■ STORED RECORDS ■
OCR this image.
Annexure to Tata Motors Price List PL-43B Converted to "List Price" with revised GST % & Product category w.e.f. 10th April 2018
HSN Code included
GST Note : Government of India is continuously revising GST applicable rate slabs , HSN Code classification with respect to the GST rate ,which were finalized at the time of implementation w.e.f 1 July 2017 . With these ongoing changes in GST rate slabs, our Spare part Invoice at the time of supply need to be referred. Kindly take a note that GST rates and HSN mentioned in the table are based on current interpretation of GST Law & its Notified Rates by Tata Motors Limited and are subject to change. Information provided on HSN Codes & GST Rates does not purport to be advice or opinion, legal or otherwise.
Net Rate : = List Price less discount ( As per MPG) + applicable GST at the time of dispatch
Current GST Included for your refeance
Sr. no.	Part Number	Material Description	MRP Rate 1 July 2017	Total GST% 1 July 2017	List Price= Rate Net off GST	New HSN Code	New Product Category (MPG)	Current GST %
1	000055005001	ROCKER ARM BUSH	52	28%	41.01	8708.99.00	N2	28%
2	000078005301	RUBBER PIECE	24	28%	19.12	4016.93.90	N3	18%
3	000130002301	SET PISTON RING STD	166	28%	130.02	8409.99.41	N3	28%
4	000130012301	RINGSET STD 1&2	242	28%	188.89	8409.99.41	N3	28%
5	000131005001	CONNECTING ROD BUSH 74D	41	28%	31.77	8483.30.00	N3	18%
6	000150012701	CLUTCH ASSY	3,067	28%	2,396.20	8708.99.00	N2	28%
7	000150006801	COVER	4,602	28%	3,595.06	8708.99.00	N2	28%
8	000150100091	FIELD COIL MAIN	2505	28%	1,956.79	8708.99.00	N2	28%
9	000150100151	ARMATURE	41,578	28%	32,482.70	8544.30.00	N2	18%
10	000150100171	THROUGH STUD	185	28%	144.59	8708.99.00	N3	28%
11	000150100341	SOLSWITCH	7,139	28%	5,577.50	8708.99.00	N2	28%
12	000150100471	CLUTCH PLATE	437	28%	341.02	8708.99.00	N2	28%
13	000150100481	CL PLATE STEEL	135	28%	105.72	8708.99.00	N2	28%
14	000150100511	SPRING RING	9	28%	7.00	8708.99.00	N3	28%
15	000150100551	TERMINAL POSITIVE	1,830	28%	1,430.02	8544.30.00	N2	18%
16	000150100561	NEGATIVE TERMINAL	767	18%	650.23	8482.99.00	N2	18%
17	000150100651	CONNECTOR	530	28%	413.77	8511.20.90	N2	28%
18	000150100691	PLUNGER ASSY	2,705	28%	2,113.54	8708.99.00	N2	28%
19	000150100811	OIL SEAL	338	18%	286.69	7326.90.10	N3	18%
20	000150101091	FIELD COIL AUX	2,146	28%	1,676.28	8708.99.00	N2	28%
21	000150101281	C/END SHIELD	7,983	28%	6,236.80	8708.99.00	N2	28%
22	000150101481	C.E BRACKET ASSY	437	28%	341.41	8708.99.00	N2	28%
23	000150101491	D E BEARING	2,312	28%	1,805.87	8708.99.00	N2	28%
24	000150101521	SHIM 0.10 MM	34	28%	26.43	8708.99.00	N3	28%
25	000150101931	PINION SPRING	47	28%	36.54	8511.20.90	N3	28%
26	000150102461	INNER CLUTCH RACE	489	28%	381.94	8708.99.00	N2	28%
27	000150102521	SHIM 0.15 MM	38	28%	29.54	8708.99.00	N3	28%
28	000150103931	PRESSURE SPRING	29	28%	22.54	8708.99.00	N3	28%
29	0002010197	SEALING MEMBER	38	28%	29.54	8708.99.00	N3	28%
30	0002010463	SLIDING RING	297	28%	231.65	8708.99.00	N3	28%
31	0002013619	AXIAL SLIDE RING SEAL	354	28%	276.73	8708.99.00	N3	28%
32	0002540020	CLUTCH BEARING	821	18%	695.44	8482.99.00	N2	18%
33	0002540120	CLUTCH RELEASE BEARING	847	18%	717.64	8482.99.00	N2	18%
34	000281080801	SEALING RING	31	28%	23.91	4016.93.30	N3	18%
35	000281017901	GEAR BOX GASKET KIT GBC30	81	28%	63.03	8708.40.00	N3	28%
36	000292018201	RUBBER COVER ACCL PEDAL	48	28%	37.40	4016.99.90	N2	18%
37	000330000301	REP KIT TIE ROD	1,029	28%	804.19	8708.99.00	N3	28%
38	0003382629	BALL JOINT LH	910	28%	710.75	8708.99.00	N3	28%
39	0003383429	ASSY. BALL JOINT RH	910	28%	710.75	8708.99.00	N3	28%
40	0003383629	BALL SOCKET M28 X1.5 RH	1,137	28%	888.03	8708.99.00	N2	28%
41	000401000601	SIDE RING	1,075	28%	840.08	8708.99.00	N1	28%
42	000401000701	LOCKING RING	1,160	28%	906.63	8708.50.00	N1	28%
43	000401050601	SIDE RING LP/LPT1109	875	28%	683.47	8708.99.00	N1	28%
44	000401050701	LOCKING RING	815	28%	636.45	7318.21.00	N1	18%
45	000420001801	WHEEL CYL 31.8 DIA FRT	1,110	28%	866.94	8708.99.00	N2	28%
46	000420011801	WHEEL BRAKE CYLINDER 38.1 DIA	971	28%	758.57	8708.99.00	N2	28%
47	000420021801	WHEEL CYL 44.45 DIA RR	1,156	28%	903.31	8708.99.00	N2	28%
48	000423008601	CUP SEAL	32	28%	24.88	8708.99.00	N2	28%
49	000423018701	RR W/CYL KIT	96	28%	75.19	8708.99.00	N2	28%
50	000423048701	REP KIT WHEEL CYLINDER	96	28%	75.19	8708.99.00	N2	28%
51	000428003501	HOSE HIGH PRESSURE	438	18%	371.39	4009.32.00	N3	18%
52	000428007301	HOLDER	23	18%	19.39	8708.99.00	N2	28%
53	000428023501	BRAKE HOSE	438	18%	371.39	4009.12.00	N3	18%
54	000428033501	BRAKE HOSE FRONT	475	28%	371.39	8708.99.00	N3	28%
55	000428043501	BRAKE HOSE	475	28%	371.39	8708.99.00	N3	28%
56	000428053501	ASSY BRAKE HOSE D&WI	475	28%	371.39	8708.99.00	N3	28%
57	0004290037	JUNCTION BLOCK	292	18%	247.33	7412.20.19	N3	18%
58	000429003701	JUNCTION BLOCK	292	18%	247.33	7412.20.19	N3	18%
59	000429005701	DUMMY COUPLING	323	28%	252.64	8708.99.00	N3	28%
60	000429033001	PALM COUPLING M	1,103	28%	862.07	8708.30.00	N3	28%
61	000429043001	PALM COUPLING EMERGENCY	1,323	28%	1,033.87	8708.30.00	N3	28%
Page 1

■ TASK TO CARRY OUT ■
Reproduce the listing in full. Keep it exactly as written.

■ ANSWER TO THIS TASK ■
OCR this image.
Annexure to Tata Motors Price List PL-43B Converted to "List Price" with revised GST % & Product category w.e.f. 10th April 2018
HSN Code included
GST Note : Government of India is continuously revising GST applicable rate slabs , HSN Code classification with respect to the GST rate ,which were finalized at the time of implementation w.e.f 1 July 2017 . With these ongoing changes in GST rate slabs, our Spare part Invoice at the time of supply need to be referred. Kindly take a note that GST rates and HSN mentioned in the table are based on current interpretation of GST Law & its Notified Rates by Tata Motors Limited and are subject to change. Information provided on HSN Codes & GST Rates does not purport to be advice or opinion, legal or otherwise.
Net Rate : = List Price less discount ( As per MPG) + applicable GST at the time of dispatch
Current GST Included for your refeance
Sr. no.	Part Number	Material Description	MRP Rate 1 July 2017	Total GST% 1 July 2017	List Price= Rate Net off GST	New HSN Code	New Product Category (MPG)	Current GST %
1	000055005001	ROCKER ARM BUSH	52	28%	41.01	8708.99.00	N2	28%
2	000078005301	RUBBER PIECE	24	28%	19.12	4016.93.90	N3	18%
3	000130002301	SET PISTON RING STD	166	28%	130.02	8409.99.41	N3	28%
4	000130012301	RINGSET STD 1&2	242	28%	188.89	8409.99.41	N3	28%
5	000131005001	CONNECTING ROD BUSH 74D	41	28%	31.77	8483.30.00	N3	18%
6	000150012701	CLUTCH ASSY	3,067	28%	2,396.20	8708.99.00	N2	28%
7	000150006801	COVER	4,602	28%	3,595.06	8708.99.00	N2	28%
8	000150100091	FIELD COIL MAIN	2505	28%	1,956.79	8708.99.00	N2	28%
9	000150100151	ARMATURE	41,578	28%	32,482.70	8544.30.00	N2	18%
10	000150100171	THROUGH STUD	185	28%	144.59	8708.99.00	N3	28%
11	000150100341	SOLSWITCH	7,139	28%	5,577.50	8708.99.00	N2	28%
12	000150100471	CLUTCH PLATE	437	28%	341.02	8708.99.00	N2	28%
13	000150100481	CL PLATE STEEL	135	28%	105.72	8708.99.00	N2	28%
14	000150100511	SPRING RING	9	28%	7.00	8708.99.00	N3	28%
15	000150100551	TERMINAL POSITIVE	1,830	28%	1,430.02	8544.30.00	N2	18%
16	000150100561	NEGATIVE TERMINAL	767	18%	650.23	8482.99.00	N2	18%
17	000150100651	CONNECTOR	530	28%	413.77	8511.20.90	N2	28%
18	000150100691	PLUNGER ASSY	2,705	28%	2,113.54	8708.99.00	N2	28%
19	000150100811	OIL SEAL	338	18%	286.69	7326.90.10	N3	18%
20	000150101091	FIELD COIL AUX	2,146	28%	1,676.28	8708.99.00	N2	28%
21	000150101281	C/END SHIELD	7,983	28%	6,236.80	8708.99.00	N2	28%
22	000150101481	C.E BRACKET ASSY	437	28%	341.41	8708.99.00	N2	28%
23	000150101491	D E BEARING	2,312	28%	1,805.87	8708.99.00	N2	28%
24	000150101521	SHIM 0.10 MM	34	28%	26.43	8708.99.00	N3	28%
25	000150101931	PINION SPRING	47	28%	36.54	8511.20.90	N3	28%
26	000150102461	INNER CLUTCH RACE	489	28%	381.94	8708.99.00	N2	28%
27	000150102521	SHIM 0.15 MM	38	28%	29.54	8708.99.00	N3	28%
28	000150103931	PRESSURE SPRING	29	28%	22.54	8708.99.00	N3	28%
29	0002010197	SEALING MEMBER	38	28%	29.54	8708.99.00	N3	28%
30	0002010463	SLIDING RING	297	28%	231.65	8708.99.00	N3	28%
31	0002013619	AXIAL SLIDE RING SEAL	354	28%	276.73	8708.99.00	N3	28%
32	0002540020	CLUTCH BEARING	821	18%	695.44	8482.99.00	N2	18%
33	0002540120	CLUTCH RELEASE BEARING	847	18%	717.64	8482.99.00	N2	18%
34	000281080801	SEALING RING	31	28%	23.91	4016.93.30	N3	18%
35	000281017901	GEAR BOX GASKET KIT GBC30	81	28%	63.03	8708.40.00	N3	28%
36	000292018201	RUBBER COVER ACCL PEDAL	48	28%	37.40	4016.99.90	N2	18%
37	000330000301	REP KIT TIE ROD	1,029	28%	804.19	8708.99.00	N3	28%
38	0003382629	BALL JOINT LH	910	28%	710.75	8708.99.00	N3	28%
39	0003383429	ASSY. BALL JOINT RH	910	28%	710.75	8708.99.00	N3	28%
40	0003383629	BALL SOCKET M28 X1.5 RH	1,137	28%	888.03	8708.99.00	N2	28%
41	000401000601	SIDE RING	1,075	28%	840.08	8708.99.00	N1	28%
42	000401000701	LOCKING RING	1,160	28%	906.63	8708.50.00	N1	28%
43	000401050601	SIDE RING LP/LPT1109	875	28%	683.47	8708.99.00	N1	28%
44	000401050701	LOCKING RING	815	28%	636.45	7318.21.00	N1	18%
45	000420001801	WHEEL CYL 31.8 DIA FRT	1,110	28%	866.94	8708.99.00	N2	28%
46	000420011801	WHEEL BRAKE CYLINDER 38.1 DIA	971	28%	758.57	8708.99.00	N2	28%
47	000420021801	WHEEL CYL 44.45 DIA RR	1,156	28%	903.31	8708.99.00	N2	28%
48	000423008601	CUP SEAL	32	28%	24.88	8708.99.00	N2	28%
49	000423018701	RR W/CYL KIT	96	28%	75.19	8708.99.00	N2	28%
50	000423048701	REP KIT WHEEL CYLINDER	96	28%	75.19	8708.99.00	N2	28%
51	000428003501	HOSE HIGH PRESSURE	438	18%	371.39	4009.32.00	N3	18%
52	000428007301	HOLDER	23	18%	19.39	8708.99.00	N2	28%
53	000428023501	BRAKE HOSE	438	18%	371.39	4009.12.00	N3	18%
54	000428033501	BRAKE HOSE FRONT	475	28%	371.39	8708.99.00	N3	28%
55	000428043501	BRAKE HOSE	475	28%	371.39	8708.99.00	N3	28%
56	000428053501	ASSY BRAKE HOSE D&WI	475	28%	371.39	8708.99.00	N3	28%
57	0004290037	JUNCTION BLOCK	292	18%	247.33	7412.20.19	N3	18%
58	000429003701	JUNCTION BLOCK	292	18%	247.33	7412.20.19	N3	18%
59	000429005701	DUMMY COUPLING	323	28%	252.64	8708.99.00	N3	28%
60	000429033001	PALM COUPLING M	1,103	28%	862.07	8708.30.00	N3	28%
61	000429043001	PALM COUPLING EMERGENCY	1,323	28%	1,033.87	8708.30.00	N3	28%
Page 1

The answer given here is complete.